AIM OF THE TASK> Extract the lines beginning at the one that holds "Give me the" and ending at the final line of the material below, keeping them exact and leaving out all pictures.

BEGIN DATA TO EXAMINE

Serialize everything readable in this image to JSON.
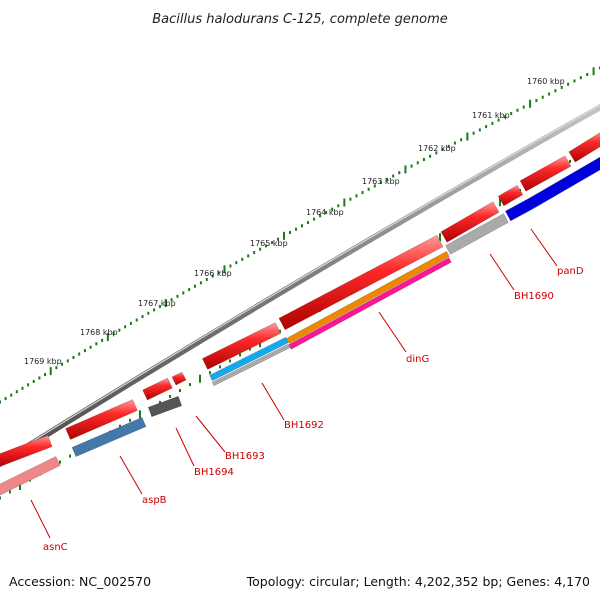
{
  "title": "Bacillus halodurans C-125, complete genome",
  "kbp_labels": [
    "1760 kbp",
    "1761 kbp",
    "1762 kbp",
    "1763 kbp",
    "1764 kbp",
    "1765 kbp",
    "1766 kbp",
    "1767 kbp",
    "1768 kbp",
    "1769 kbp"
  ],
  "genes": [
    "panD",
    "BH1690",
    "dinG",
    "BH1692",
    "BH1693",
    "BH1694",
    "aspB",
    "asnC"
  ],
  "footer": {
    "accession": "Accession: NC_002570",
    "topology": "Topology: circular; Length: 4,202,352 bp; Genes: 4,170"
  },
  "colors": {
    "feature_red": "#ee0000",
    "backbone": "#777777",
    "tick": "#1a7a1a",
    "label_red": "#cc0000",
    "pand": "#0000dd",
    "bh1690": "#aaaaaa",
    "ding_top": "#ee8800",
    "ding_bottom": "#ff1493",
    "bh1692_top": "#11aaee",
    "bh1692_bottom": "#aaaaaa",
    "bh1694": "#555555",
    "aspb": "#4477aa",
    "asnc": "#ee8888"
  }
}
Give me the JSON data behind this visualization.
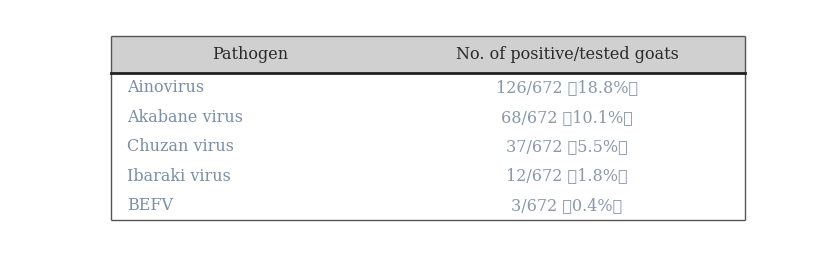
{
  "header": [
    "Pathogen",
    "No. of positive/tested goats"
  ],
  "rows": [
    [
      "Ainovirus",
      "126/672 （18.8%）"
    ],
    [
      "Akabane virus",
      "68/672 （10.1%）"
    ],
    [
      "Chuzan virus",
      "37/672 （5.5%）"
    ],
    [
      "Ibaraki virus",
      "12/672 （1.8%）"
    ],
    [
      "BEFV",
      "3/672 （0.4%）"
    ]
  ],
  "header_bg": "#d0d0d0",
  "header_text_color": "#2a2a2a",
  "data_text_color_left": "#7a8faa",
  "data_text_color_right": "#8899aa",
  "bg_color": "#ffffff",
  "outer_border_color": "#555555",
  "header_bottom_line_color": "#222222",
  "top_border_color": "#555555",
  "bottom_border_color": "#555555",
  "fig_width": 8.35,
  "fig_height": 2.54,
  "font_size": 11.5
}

END DATA TO EXAMINE

TASK ANSWER>
Give me the JSON data behind this visualization.
{
  "header": [
    "Pathogen",
    "No. of positive/tested goats"
  ],
  "rows": [
    [
      "Ainovirus",
      "126/672 （18.8%）"
    ],
    [
      "Akabane virus",
      "68/672 （10.1%）"
    ],
    [
      "Chuzan virus",
      "37/672 （5.5%）"
    ],
    [
      "Ibaraki virus",
      "12/672 （1.8%）"
    ],
    [
      "BEFV",
      "3/672 （0.4%）"
    ]
  ],
  "header_bg": "#d0d0d0",
  "header_text_color": "#2a2a2a",
  "data_text_color_left": "#7a8faa",
  "data_text_color_right": "#8899aa",
  "bg_color": "#ffffff",
  "outer_border_color": "#555555",
  "header_bottom_line_color": "#222222",
  "top_border_color": "#555555",
  "bottom_border_color": "#555555",
  "fig_width": 8.35,
  "fig_height": 2.54,
  "font_size": 11.5
}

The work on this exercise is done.